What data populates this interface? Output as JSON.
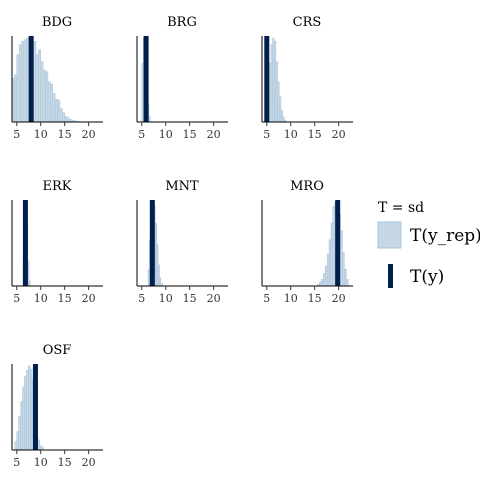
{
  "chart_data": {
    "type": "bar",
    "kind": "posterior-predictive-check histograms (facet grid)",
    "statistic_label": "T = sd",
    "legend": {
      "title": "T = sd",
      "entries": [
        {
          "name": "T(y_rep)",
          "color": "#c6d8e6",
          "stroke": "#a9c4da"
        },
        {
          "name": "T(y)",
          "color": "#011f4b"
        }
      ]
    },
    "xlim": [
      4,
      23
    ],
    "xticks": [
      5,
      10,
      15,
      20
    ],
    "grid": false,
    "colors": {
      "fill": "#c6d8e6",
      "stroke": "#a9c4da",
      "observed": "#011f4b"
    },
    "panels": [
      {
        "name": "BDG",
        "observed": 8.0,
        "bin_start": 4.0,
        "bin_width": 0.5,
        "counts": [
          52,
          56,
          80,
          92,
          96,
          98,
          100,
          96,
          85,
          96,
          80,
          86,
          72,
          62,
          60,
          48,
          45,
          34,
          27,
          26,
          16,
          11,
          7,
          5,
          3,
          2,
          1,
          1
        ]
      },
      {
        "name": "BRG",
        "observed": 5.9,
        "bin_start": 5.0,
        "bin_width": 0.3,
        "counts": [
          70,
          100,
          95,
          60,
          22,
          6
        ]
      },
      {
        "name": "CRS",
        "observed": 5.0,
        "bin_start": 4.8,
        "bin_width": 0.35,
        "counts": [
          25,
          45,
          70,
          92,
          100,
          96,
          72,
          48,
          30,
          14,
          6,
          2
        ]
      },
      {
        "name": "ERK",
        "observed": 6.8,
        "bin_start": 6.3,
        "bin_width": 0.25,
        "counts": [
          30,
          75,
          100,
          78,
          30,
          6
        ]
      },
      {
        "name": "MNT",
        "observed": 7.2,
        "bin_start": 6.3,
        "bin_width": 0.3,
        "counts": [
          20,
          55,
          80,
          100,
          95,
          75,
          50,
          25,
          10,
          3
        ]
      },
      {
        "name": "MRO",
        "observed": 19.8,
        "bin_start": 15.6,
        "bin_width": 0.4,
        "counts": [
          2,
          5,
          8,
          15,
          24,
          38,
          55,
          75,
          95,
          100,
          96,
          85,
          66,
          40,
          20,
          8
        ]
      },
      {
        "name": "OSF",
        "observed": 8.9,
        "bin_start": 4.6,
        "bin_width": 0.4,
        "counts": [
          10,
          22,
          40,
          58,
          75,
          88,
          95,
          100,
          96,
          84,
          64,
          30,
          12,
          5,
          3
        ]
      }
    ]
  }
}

======

• Goal of the exercise
In this exercise, set down all of the data exactly, without the pictures.

• Written solution
What data populates this interface? Output as JSON.
{
  "chart_data": {
    "type": "bar",
    "kind": "posterior-predictive-check histograms (facet grid)",
    "statistic_label": "T = sd",
    "legend": {
      "title": "T = sd",
      "entries": [
        {
          "name": "T(y_rep)",
          "color": "#c6d8e6",
          "stroke": "#a9c4da"
        },
        {
          "name": "T(y)",
          "color": "#011f4b"
        }
      ]
    },
    "xlim": [
      4,
      23
    ],
    "xticks": [
      5,
      10,
      15,
      20
    ],
    "grid": false,
    "colors": {
      "fill": "#c6d8e6",
      "stroke": "#a9c4da",
      "observed": "#011f4b"
    },
    "panels": [
      {
        "name": "BDG",
        "observed": 8.0,
        "bin_start": 4.0,
        "bin_width": 0.5,
        "counts": [
          52,
          56,
          80,
          92,
          96,
          98,
          100,
          96,
          85,
          96,
          80,
          86,
          72,
          62,
          60,
          48,
          45,
          34,
          27,
          26,
          16,
          11,
          7,
          5,
          3,
          2,
          1,
          1
        ]
      },
      {
        "name": "BRG",
        "observed": 5.9,
        "bin_start": 5.0,
        "bin_width": 0.3,
        "counts": [
          70,
          100,
          95,
          60,
          22,
          6
        ]
      },
      {
        "name": "CRS",
        "observed": 5.0,
        "bin_start": 4.8,
        "bin_width": 0.35,
        "counts": [
          25,
          45,
          70,
          92,
          100,
          96,
          72,
          48,
          30,
          14,
          6,
          2
        ]
      },
      {
        "name": "ERK",
        "observed": 6.8,
        "bin_start": 6.3,
        "bin_width": 0.25,
        "counts": [
          30,
          75,
          100,
          78,
          30,
          6
        ]
      },
      {
        "name": "MNT",
        "observed": 7.2,
        "bin_start": 6.3,
        "bin_width": 0.3,
        "counts": [
          20,
          55,
          80,
          100,
          95,
          75,
          50,
          25,
          10,
          3
        ]
      },
      {
        "name": "MRO",
        "observed": 19.8,
        "bin_start": 15.6,
        "bin_width": 0.4,
        "counts": [
          2,
          5,
          8,
          15,
          24,
          38,
          55,
          75,
          95,
          100,
          96,
          85,
          66,
          40,
          20,
          8
        ]
      },
      {
        "name": "OSF",
        "observed": 8.9,
        "bin_start": 4.6,
        "bin_width": 0.4,
        "counts": [
          10,
          22,
          40,
          58,
          75,
          88,
          95,
          100,
          96,
          84,
          64,
          30,
          12,
          5,
          3
        ]
      }
    ]
  }
}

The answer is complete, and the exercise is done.